Recorded information Start Marker
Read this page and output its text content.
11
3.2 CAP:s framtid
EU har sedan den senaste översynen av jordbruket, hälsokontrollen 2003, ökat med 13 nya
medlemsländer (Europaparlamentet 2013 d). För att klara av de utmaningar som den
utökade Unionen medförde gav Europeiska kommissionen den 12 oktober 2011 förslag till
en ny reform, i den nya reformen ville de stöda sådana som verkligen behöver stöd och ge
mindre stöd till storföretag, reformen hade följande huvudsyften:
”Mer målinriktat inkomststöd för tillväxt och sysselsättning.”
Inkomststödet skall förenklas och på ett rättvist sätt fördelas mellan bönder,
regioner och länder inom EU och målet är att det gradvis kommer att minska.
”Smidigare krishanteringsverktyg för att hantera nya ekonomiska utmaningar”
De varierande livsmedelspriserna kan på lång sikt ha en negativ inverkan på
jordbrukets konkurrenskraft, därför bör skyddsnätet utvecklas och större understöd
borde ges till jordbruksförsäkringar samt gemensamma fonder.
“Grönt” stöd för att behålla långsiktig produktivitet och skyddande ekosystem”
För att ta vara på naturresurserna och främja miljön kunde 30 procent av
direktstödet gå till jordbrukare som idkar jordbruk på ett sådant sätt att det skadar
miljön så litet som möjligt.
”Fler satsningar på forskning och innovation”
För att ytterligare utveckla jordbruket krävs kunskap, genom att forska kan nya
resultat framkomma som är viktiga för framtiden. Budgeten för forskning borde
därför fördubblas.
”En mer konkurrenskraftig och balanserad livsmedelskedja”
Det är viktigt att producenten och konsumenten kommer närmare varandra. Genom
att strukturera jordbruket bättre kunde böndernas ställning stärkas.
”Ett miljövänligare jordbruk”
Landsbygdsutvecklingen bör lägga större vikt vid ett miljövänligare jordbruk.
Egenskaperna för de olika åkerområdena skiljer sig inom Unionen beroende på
Recorded information End Marker
Work required: Reproduce each line of the material exactly as given.

Answer for this exercise:
Read this page and output its text content.
11
3.2 CAP:s framtid
EU har sedan den senaste översynen av jordbruket, hälsokontrollen 2003, ökat med 13 nya
medlemsländer (Europaparlamentet 2013 d). För att klara av de utmaningar som den
utökade Unionen medförde gav Europeiska kommissionen den 12 oktober 2011 förslag till
en ny reform, i den nya reformen ville de stöda sådana som verkligen behöver stöd och ge
mindre stöd till storföretag, reformen hade följande huvudsyften:
”Mer målinriktat inkomststöd för tillväxt och sysselsättning.”
Inkomststödet skall förenklas och på ett rättvist sätt fördelas mellan bönder,
regioner och länder inom EU och målet är att det gradvis kommer att minska.
”Smidigare krishanteringsverktyg för att hantera nya ekonomiska utmaningar”
De varierande livsmedelspriserna kan på lång sikt ha en negativ inverkan på
jordbrukets konkurrenskraft, därför bör skyddsnätet utvecklas och större understöd
borde ges till jordbruksförsäkringar samt gemensamma fonder.
“Grönt” stöd för att behålla långsiktig produktivitet och skyddande ekosystem”
För att ta vara på naturresurserna och främja miljön kunde 30 procent av
direktstödet gå till jordbrukare som idkar jordbruk på ett sådant sätt att det skadar
miljön så litet som möjligt.
”Fler satsningar på forskning och innovation”
För att ytterligare utveckla jordbruket krävs kunskap, genom att forska kan nya
resultat framkomma som är viktiga för framtiden. Budgeten för forskning borde
därför fördubblas.
”En mer konkurrenskraftig och balanserad livsmedelskedja”
Det är viktigt att producenten och konsumenten kommer närmare varandra. Genom
att strukturera jordbruket bättre kunde böndernas ställning stärkas.
”Ett miljövänligare jordbruk”
Landsbygdsutvecklingen bör lägga större vikt vid ett miljövänligare jordbruk.
Egenskaperna för de olika åkerområdena skiljer sig inom Unionen beroende på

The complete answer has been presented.